EXERCISE REQUIREMENTS.
Return the number of lines holding "Mayor", with nothing added.

(Data entries)
==================================================
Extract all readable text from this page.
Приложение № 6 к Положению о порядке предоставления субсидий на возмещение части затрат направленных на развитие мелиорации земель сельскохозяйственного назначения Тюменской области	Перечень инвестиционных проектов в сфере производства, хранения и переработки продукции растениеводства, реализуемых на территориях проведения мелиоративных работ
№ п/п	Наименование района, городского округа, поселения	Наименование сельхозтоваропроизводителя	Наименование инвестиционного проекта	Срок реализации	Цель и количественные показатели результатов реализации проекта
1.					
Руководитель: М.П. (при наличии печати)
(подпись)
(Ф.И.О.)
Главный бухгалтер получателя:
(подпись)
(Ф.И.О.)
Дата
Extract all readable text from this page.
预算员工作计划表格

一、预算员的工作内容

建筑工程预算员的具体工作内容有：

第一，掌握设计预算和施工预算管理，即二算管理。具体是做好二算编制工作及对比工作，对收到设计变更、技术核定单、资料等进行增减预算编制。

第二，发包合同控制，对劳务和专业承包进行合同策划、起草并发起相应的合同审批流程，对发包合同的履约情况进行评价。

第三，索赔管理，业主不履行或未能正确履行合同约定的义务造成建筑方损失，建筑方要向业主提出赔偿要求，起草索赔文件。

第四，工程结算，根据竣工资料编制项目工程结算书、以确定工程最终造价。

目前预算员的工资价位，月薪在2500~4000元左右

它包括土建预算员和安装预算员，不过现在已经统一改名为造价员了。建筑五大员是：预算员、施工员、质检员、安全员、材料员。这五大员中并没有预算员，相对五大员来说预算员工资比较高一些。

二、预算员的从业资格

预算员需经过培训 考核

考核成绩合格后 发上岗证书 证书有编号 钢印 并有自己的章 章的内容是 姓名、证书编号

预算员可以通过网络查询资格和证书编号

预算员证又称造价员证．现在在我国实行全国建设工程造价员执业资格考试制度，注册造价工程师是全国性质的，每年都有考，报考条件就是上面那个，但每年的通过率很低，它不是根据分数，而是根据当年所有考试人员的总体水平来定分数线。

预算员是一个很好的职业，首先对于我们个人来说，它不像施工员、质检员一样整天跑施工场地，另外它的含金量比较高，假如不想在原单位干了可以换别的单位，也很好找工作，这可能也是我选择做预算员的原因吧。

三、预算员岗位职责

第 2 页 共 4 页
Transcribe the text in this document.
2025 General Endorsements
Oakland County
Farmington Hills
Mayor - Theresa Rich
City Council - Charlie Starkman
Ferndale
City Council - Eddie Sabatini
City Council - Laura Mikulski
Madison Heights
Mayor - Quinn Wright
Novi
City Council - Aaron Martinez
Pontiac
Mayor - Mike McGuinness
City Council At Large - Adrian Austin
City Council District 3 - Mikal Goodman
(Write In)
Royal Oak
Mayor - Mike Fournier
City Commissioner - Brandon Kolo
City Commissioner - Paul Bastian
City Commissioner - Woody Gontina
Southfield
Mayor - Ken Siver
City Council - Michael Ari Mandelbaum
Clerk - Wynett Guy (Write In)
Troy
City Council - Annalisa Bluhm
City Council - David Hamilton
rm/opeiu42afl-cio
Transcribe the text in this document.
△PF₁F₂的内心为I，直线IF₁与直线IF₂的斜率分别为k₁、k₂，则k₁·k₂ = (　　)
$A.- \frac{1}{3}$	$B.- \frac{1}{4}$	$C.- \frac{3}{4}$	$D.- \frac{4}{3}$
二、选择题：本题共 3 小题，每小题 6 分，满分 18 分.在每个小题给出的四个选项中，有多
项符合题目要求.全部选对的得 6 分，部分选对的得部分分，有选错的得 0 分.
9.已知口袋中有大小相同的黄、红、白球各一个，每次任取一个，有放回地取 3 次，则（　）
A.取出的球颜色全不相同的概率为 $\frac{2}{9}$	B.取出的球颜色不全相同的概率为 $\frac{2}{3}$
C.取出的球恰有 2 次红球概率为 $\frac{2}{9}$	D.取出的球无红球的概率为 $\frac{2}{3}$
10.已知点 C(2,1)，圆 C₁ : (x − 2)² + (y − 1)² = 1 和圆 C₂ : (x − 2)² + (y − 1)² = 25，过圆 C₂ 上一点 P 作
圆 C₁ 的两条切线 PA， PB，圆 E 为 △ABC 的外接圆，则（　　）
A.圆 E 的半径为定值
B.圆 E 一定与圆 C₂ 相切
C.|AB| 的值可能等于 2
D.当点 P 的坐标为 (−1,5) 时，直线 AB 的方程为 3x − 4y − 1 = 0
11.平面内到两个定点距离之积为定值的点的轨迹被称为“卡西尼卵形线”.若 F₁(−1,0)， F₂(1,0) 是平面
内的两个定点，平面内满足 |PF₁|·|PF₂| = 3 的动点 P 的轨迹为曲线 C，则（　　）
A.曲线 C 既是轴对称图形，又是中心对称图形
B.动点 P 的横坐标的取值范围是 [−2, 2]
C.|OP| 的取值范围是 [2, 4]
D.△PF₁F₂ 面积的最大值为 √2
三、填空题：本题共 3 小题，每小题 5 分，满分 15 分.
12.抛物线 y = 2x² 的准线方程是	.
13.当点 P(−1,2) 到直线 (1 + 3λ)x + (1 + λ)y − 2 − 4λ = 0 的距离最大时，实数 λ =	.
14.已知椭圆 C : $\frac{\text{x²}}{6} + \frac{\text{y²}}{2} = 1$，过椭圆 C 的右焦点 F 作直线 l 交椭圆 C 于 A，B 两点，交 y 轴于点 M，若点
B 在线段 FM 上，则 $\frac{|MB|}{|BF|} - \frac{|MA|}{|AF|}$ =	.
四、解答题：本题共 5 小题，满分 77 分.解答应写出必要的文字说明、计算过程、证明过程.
==================================================
ANSWER TO THIS PROBLEM.
5